■ **Problem to work on**
Read the records and write them out again exactly.

■ **Data to process**
## BEGIN

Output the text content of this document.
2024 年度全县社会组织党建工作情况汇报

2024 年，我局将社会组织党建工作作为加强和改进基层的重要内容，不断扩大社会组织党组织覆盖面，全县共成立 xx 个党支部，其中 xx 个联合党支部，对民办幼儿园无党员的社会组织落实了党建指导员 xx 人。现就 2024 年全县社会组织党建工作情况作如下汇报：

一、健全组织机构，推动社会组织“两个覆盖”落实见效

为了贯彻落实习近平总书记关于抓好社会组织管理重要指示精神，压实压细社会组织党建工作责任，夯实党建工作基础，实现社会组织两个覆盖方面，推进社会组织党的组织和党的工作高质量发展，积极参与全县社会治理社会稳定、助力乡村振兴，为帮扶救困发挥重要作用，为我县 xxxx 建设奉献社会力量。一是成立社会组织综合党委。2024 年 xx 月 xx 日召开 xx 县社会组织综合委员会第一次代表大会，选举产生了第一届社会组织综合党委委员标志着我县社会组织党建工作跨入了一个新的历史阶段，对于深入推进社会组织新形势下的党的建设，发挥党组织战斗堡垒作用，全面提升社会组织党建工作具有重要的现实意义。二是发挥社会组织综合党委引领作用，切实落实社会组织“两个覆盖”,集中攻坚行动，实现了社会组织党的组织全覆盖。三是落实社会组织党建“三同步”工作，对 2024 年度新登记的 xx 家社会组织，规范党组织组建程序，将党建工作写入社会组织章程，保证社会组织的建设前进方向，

## END

■ **Problem solution**
Output the text content of this document.
2024 年度全县社会组织党建工作情况汇报

2024 年，我局将社会组织党建工作作为加强和改进基层的重要内容，不断扩大社会组织党组织覆盖面，全县共成立 xx 个党支部，其中 xx 个联合党支部，对民办幼儿园无党员的社会组织落实了党建指导员 xx 人。现就 2024 年全县社会组织党建工作情况作如下汇报：

一、健全组织机构，推动社会组织“两个覆盖”落实见效

为了贯彻落实习近平总书记关于抓好社会组织管理重要指示精神，压实压细社会组织党建工作责任，夯实党建工作基础，实现社会组织两个覆盖方面，推进社会组织党的组织和党的工作高质量发展，积极参与全县社会治理社会稳定、助力乡村振兴，为帮扶救困发挥重要作用，为我县 xxxx 建设奉献社会力量。一是成立社会组织综合党委。2024 年 xx 月 xx 日召开 xx 县社会组织综合委员会第一次代表大会，选举产生了第一届社会组织综合党委委员标志着我县社会组织党建工作跨入了一个新的历史阶段，对于深入推进社会组织新形势下的党的建设，发挥党组织战斗堡垒作用，全面提升社会组织党建工作具有重要的现实意义。二是发挥社会组织综合党委引领作用，切实落实社会组织“两个覆盖”,集中攻坚行动，实现了社会组织党的组织全覆盖。三是落实社会组织党建“三同步”工作，对 2024 年度新登记的 xx 家社会组织，规范党组织组建程序，将党建工作写入社会组织章程，保证社会组织的建设前进方向，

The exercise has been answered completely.